**REQUIRED TASK**
Each line below should be quoted exactly, please.

**DATA PROVIDED**
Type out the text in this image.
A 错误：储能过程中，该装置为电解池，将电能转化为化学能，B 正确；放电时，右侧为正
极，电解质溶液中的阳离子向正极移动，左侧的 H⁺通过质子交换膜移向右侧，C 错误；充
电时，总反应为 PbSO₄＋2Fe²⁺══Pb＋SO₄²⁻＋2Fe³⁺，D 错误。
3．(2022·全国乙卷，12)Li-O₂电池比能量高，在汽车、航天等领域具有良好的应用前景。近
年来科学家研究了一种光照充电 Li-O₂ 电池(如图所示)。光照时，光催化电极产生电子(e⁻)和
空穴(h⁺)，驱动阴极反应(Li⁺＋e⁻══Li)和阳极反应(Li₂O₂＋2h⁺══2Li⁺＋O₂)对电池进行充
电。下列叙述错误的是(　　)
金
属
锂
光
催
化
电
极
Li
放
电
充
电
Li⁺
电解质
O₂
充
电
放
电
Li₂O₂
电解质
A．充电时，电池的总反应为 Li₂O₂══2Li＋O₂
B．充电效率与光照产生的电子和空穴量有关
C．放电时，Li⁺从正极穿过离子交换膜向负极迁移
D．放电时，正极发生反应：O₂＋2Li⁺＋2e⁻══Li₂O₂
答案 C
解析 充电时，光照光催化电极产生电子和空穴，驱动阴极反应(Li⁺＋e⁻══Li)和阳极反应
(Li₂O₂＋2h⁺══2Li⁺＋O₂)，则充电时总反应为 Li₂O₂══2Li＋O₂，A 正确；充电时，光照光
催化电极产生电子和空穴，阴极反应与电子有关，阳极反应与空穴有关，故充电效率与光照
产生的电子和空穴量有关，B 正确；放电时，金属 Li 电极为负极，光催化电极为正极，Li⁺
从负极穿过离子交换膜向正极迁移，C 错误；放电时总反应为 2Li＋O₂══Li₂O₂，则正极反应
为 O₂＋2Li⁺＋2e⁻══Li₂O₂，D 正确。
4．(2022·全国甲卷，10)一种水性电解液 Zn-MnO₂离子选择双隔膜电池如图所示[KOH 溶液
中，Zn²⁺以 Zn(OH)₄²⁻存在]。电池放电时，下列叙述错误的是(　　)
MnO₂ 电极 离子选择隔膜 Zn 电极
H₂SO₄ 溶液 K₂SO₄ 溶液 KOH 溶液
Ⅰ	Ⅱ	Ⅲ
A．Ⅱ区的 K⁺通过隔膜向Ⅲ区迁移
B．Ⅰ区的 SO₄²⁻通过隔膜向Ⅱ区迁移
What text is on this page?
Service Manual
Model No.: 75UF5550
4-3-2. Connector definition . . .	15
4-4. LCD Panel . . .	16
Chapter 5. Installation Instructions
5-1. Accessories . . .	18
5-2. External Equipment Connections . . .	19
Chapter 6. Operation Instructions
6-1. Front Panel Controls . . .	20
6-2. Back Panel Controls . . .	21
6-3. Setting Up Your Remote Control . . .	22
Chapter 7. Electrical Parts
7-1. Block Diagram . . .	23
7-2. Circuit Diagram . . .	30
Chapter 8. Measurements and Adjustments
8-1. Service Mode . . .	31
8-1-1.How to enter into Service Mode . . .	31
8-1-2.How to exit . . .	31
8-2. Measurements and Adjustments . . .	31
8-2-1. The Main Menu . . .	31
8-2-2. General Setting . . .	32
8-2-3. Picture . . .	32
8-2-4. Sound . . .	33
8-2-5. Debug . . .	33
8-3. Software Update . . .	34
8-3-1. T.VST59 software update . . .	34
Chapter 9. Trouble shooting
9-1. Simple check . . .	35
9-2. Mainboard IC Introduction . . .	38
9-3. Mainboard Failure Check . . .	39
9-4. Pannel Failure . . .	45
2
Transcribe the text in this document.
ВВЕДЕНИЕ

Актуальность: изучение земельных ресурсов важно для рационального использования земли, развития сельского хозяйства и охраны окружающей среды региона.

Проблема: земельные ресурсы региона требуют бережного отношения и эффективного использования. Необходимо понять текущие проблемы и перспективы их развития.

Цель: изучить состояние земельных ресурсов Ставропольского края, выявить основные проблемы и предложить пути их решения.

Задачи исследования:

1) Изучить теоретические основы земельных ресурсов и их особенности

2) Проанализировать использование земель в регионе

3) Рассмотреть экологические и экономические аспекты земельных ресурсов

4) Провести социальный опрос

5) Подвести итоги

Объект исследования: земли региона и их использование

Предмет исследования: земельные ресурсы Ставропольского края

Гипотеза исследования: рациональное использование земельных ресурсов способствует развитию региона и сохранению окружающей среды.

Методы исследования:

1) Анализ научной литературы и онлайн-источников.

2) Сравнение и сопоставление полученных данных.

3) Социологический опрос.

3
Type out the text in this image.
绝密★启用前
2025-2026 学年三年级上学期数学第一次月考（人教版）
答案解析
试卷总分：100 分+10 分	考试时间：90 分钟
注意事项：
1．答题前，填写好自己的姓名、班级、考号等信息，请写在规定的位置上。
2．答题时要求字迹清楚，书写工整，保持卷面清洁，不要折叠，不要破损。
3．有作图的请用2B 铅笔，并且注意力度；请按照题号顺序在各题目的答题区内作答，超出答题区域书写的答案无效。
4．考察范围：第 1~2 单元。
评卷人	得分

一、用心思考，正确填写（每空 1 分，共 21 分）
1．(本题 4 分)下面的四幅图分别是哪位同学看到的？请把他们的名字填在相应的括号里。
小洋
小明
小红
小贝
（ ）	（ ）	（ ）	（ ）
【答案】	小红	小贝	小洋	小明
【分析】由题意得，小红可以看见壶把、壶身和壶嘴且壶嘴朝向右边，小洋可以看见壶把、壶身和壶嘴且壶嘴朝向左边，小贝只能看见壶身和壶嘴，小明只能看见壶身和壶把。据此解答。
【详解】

**REPLY**
Type out the text in this image.
A 错误：储能过程中，该装置为电解池，将电能转化为化学能，B 正确；放电时，右侧为正
极，电解质溶液中的阳离子向正极移动，左侧的 H⁺通过质子交换膜移向右侧，C 错误；充
电时，总反应为 PbSO₄＋2Fe²⁺══Pb＋SO₄²⁻＋2Fe³⁺，D 错误。
3．(2022·全国乙卷，12)Li-O₂电池比能量高，在汽车、航天等领域具有良好的应用前景。近
年来科学家研究了一种光照充电 Li-O₂ 电池(如图所示)。光照时，光催化电极产生电子(e⁻)和
空穴(h⁺)，驱动阴极反应(Li⁺＋e⁻══Li)和阳极反应(Li₂O₂＋2h⁺══2Li⁺＋O₂)对电池进行充
电。下列叙述错误的是(　　)
金
属
锂
光
催
化
电
极
Li
放
电
充
电
Li⁺
电解质
O₂
充
电
放
电
Li₂O₂
电解质
A．充电时，电池的总反应为 Li₂O₂══2Li＋O₂
B．充电效率与光照产生的电子和空穴量有关
C．放电时，Li⁺从正极穿过离子交换膜向负极迁移
D．放电时，正极发生反应：O₂＋2Li⁺＋2e⁻══Li₂O₂
答案 C
解析 充电时，光照光催化电极产生电子和空穴，驱动阴极反应(Li⁺＋e⁻══Li)和阳极反应
(Li₂O₂＋2h⁺══2Li⁺＋O₂)，则充电时总反应为 Li₂O₂══2Li＋O₂，A 正确；充电时，光照光
催化电极产生电子和空穴，阴极反应与电子有关，阳极反应与空穴有关，故充电效率与光照
产生的电子和空穴量有关，B 正确；放电时，金属 Li 电极为负极，光催化电极为正极，Li⁺
从负极穿过离子交换膜向正极迁移，C 错误；放电时总反应为 2Li＋O₂══Li₂O₂，则正极反应
为 O₂＋2Li⁺＋2e⁻══Li₂O₂，D 正确。
4．(2022·全国甲卷，10)一种水性电解液 Zn-MnO₂离子选择双隔膜电池如图所示[KOH 溶液
中，Zn²⁺以 Zn(OH)₄²⁻存在]。电池放电时，下列叙述错误的是(　　)
MnO₂ 电极 离子选择隔膜 Zn 电极
H₂SO₄ 溶液 K₂SO₄ 溶液 KOH 溶液
Ⅰ	Ⅱ	Ⅲ
A．Ⅱ区的 K⁺通过隔膜向Ⅲ区迁移
B．Ⅰ区的 SO₄²⁻通过隔膜向Ⅱ区迁移
What text is on this page?
Service Manual
Model No.: 75UF5550
4-3-2. Connector definition . . .	15
4-4. LCD Panel . . .	16
Chapter 5. Installation Instructions
5-1. Accessories . . .	18
5-2. External Equipment Connections . . .	19
Chapter 6. Operation Instructions
6-1. Front Panel Controls . . .	20
6-2. Back Panel Controls . . .	21
6-3. Setting Up Your Remote Control . . .	22
Chapter 7. Electrical Parts
7-1. Block Diagram . . .	23
7-2. Circuit Diagram . . .	30
Chapter 8. Measurements and Adjustments
8-1. Service Mode . . .	31
8-1-1.How to enter into Service Mode . . .	31
8-1-2.How to exit . . .	31
8-2. Measurements and Adjustments . . .	31
8-2-1. The Main Menu . . .	31
8-2-2. General Setting . . .	32
8-2-3. Picture . . .	32
8-2-4. Sound . . .	33
8-2-5. Debug . . .	33
8-3. Software Update . . .	34
8-3-1. T.VST59 software update . . .	34
Chapter 9. Trouble shooting
9-1. Simple check . . .	35
9-2. Mainboard IC Introduction . . .	38
9-3. Mainboard Failure Check . . .	39
9-4. Pannel Failure . . .	45
2
Transcribe the text in this document.
ВВЕДЕНИЕ

Актуальность: изучение земельных ресурсов важно для рационального использования земли, развития сельского хозяйства и охраны окружающей среды региона.

Проблема: земельные ресурсы региона требуют бережного отношения и эффективного использования. Необходимо понять текущие проблемы и перспективы их развития.

Цель: изучить состояние земельных ресурсов Ставропольского края, выявить основные проблемы и предложить пути их решения.

Задачи исследования:

1) Изучить теоретические основы земельных ресурсов и их особенности

2) Проанализировать использование земель в регионе

3) Рассмотреть экологические и экономические аспекты земельных ресурсов

4) Провести социальный опрос

5) Подвести итоги

Объект исследования: земли региона и их использование

Предмет исследования: земельные ресурсы Ставропольского края

Гипотеза исследования: рациональное использование земельных ресурсов способствует развитию региона и сохранению окружающей среды.

Методы исследования:

1) Анализ научной литературы и онлайн-источников.

2) Сравнение и сопоставление полученных данных.

3) Социологический опрос.

3
Type out the text in this image.
绝密★启用前
2025-2026 学年三年级上学期数学第一次月考（人教版）
答案解析
试卷总分：100 分+10 分	考试时间：90 分钟
注意事项：
1．答题前，填写好自己的姓名、班级、考号等信息，请写在规定的位置上。
2．答题时要求字迹清楚，书写工整，保持卷面清洁，不要折叠，不要破损。
3．有作图的请用2B 铅笔，并且注意力度；请按照题号顺序在各题目的答题区内作答，超出答题区域书写的答案无效。
4．考察范围：第 1~2 单元。
评卷人	得分

一、用心思考，正确填写（每空 1 分，共 21 分）
1．(本题 4 分)下面的四幅图分别是哪位同学看到的？请把他们的名字填在相应的括号里。
小洋
小明
小红
小贝
（ ）	（ ）	（ ）	（ ）
【答案】	小红	小贝	小洋	小明
【分析】由题意得，小红可以看见壶把、壶身和壶嘴且壶嘴朝向右边，小洋可以看见壶把、壶身和壶嘴且壶嘴朝向左边，小贝只能看见壶身和壶嘴，小明只能看见壶身和壶把。据此解答。
【详解】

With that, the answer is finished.